Search the records below for the word "ylabel" and show every line where it occurs.

INFORMATION SUPPLIED —

· · ·

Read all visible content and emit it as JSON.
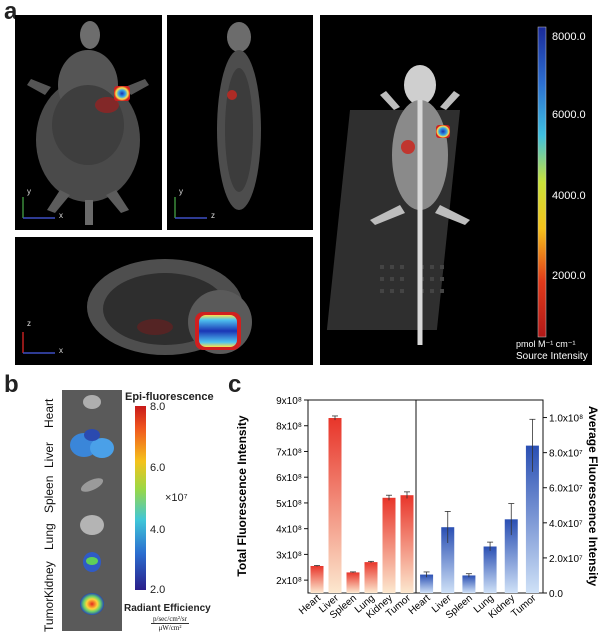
{
  "panel_a": {
    "letter": "a",
    "views": [
      {
        "axis_v": "y",
        "axis_h": "x"
      },
      {
        "axis_v": "y",
        "axis_h": "z"
      },
      {
        "axis_v": "z",
        "axis_h": "x"
      }
    ],
    "colorbar": {
      "ticks": [
        "8000.0",
        "6000.0",
        "4000.0",
        "2000.0"
      ],
      "unit": "pmol M⁻¹ cm⁻¹",
      "title": "Source Intensity"
    }
  },
  "panel_b": {
    "letter": "b",
    "organs": [
      "Heart",
      "Liver",
      "Spleen",
      "Lung",
      "Kidney",
      "Tumor"
    ],
    "colorbar": {
      "title": "Epi-fluorescence",
      "ticks": [
        "8.0",
        "6.0",
        "4.0",
        "2.0"
      ],
      "multiplier": "×10⁷",
      "footer": "Radiant Efficiency",
      "unit_num": "p/sec/cm²/sr",
      "unit_den": "μW/cm²"
    }
  },
  "panel_c": {
    "letter": "c"
  },
  "chart_data": {
    "type": "bar",
    "categories": [
      "Heart",
      "Liver",
      "Spleen",
      "Lung",
      "Kidney",
      "Tumor"
    ],
    "left": {
      "ylabel": "Total Fluorescence Intensity",
      "ylim": [
        150000000.0,
        900000000.0
      ],
      "tick_labels": [
        "9x10⁸",
        "8x10⁸",
        "7x10⁸",
        "6x10⁸",
        "5x10⁸",
        "4x10⁸",
        "3x10⁸",
        "2x10⁸"
      ],
      "tick_values": [
        900000000.0,
        800000000.0,
        700000000.0,
        600000000.0,
        500000000.0,
        400000000.0,
        300000000.0,
        200000000.0
      ],
      "values": [
        255000000.0,
        830000000.0,
        230000000.0,
        270000000.0,
        520000000.0,
        530000000.0
      ],
      "errors": [
        2000000.0,
        8000000.0,
        2000000.0,
        3000000.0,
        10000000.0,
        13000000.0
      ],
      "color_top": "#e8352a",
      "color_bottom": "#fce8cf"
    },
    "right": {
      "ylabel": "Average Fluorescence Intensity",
      "ylim": [
        0,
        110000000.0
      ],
      "tick_labels": [
        "1.0x10⁸",
        "8.0x10⁷",
        "6.0x10⁷",
        "4.0x10⁷",
        "2.0x10⁷",
        "0.0"
      ],
      "tick_values": [
        100000000.0,
        80000000.0,
        60000000.0,
        40000000.0,
        20000000.0,
        0
      ],
      "values": [
        10500000.0,
        37500000.0,
        10000000.0,
        26500000.0,
        42000000.0,
        84000000.0
      ],
      "errors": [
        1500000.0,
        9000000.0,
        1000000.0,
        2500000.0,
        9000000.0,
        15000000.0
      ],
      "color_top": "#2a4fb3",
      "color_bottom": "#cfe1f7"
    }
  }
}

· · ·

REPLY TO THE TASK —
      "ylabel": "Total Fluorescence Intensity",
      "ylabel": "Average Fluorescence Intensity",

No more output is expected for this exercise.